- Goal:
Retype the records below exactly as they appear, but leave out any pictures.

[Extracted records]
===============
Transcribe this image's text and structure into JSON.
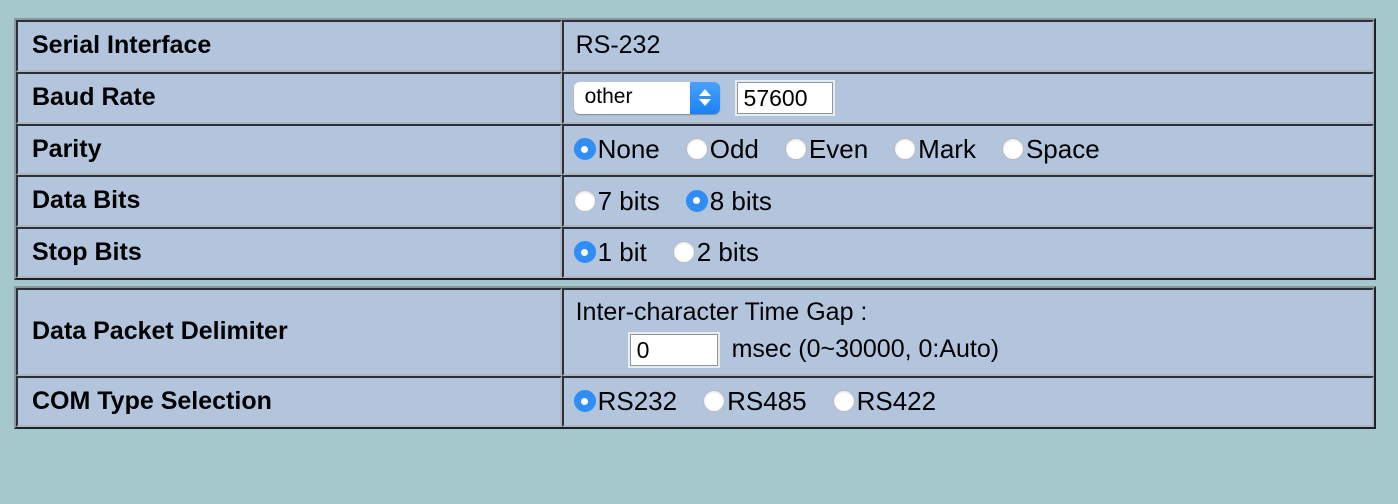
{
  "theme": {
    "page_background": "#a5c8cd",
    "cell_background": "#b2c5dd",
    "accent": "#2f8df5",
    "border_dark": "#2b3137",
    "border_light": "#aeb5bc"
  },
  "tables": [
    {
      "rows": [
        {
          "label": "Serial Interface",
          "type": "text",
          "value": "RS-232"
        },
        {
          "label": "Baud Rate",
          "type": "select_with_input",
          "select_value": "other",
          "input_value": "57600"
        },
        {
          "label": "Parity",
          "type": "radios",
          "options": [
            {
              "label": "None",
              "selected": true
            },
            {
              "label": "Odd",
              "selected": false
            },
            {
              "label": "Even",
              "selected": false
            },
            {
              "label": "Mark",
              "selected": false
            },
            {
              "label": "Space",
              "selected": false
            }
          ]
        },
        {
          "label": "Data Bits",
          "type": "radios",
          "options": [
            {
              "label": "7 bits",
              "selected": false
            },
            {
              "label": "8 bits",
              "selected": true
            }
          ]
        },
        {
          "label": "Stop Bits",
          "type": "radios",
          "options": [
            {
              "label": "1 bit",
              "selected": true
            },
            {
              "label": "2 bits",
              "selected": false
            }
          ]
        }
      ]
    },
    {
      "rows": [
        {
          "label": "Data Packet Delimiter",
          "type": "delimiter",
          "caption": "Inter-character Time Gap :",
          "input_value": "0",
          "suffix": "msec (0~30000, 0:Auto)"
        },
        {
          "label": "COM Type Selection",
          "type": "radios",
          "options": [
            {
              "label": "RS232",
              "selected": true
            },
            {
              "label": "RS485",
              "selected": false
            },
            {
              "label": "RS422",
              "selected": false
            }
          ]
        }
      ]
    }
  ]
}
===============
- Response:
Transcribe this image's text and structure into JSON.
{
  "theme": {
    "page_background": "#a5c8cd",
    "cell_background": "#b2c5dd",
    "accent": "#2f8df5",
    "border_dark": "#2b3137",
    "border_light": "#aeb5bc"
  },
  "tables": [
    {
      "rows": [
        {
          "label": "Serial Interface",
          "type": "text",
          "value": "RS-232"
        },
        {
          "label": "Baud Rate",
          "type": "select_with_input",
          "select_value": "other",
          "input_value": "57600"
        },
        {
          "label": "Parity",
          "type": "radios",
          "options": [
            {
              "label": "None",
              "selected": true
            },
            {
              "label": "Odd",
              "selected": false
            },
            {
              "label": "Even",
              "selected": false
            },
            {
              "label": "Mark",
              "selected": false
            },
            {
              "label": "Space",
              "selected": false
            }
          ]
        },
        {
          "label": "Data Bits",
          "type": "radios",
          "options": [
            {
              "label": "7 bits",
              "selected": false
            },
            {
              "label": "8 bits",
              "selected": true
            }
          ]
        },
        {
          "label": "Stop Bits",
          "type": "radios",
          "options": [
            {
              "label": "1 bit",
              "selected": true
            },
            {
              "label": "2 bits",
              "selected": false
            }
          ]
        }
      ]
    },
    {
      "rows": [
        {
          "label": "Data Packet Delimiter",
          "type": "delimiter",
          "caption": "Inter-character Time Gap :",
          "input_value": "0",
          "suffix": "msec (0~30000, 0:Auto)"
        },
        {
          "label": "COM Type Selection",
          "type": "radios",
          "options": [
            {
              "label": "RS232",
              "selected": true
            },
            {
              "label": "RS485",
              "selected": false
            },
            {
              "label": "RS422",
              "selected": false
            }
          ]
        }
      ]
    }
  ]
}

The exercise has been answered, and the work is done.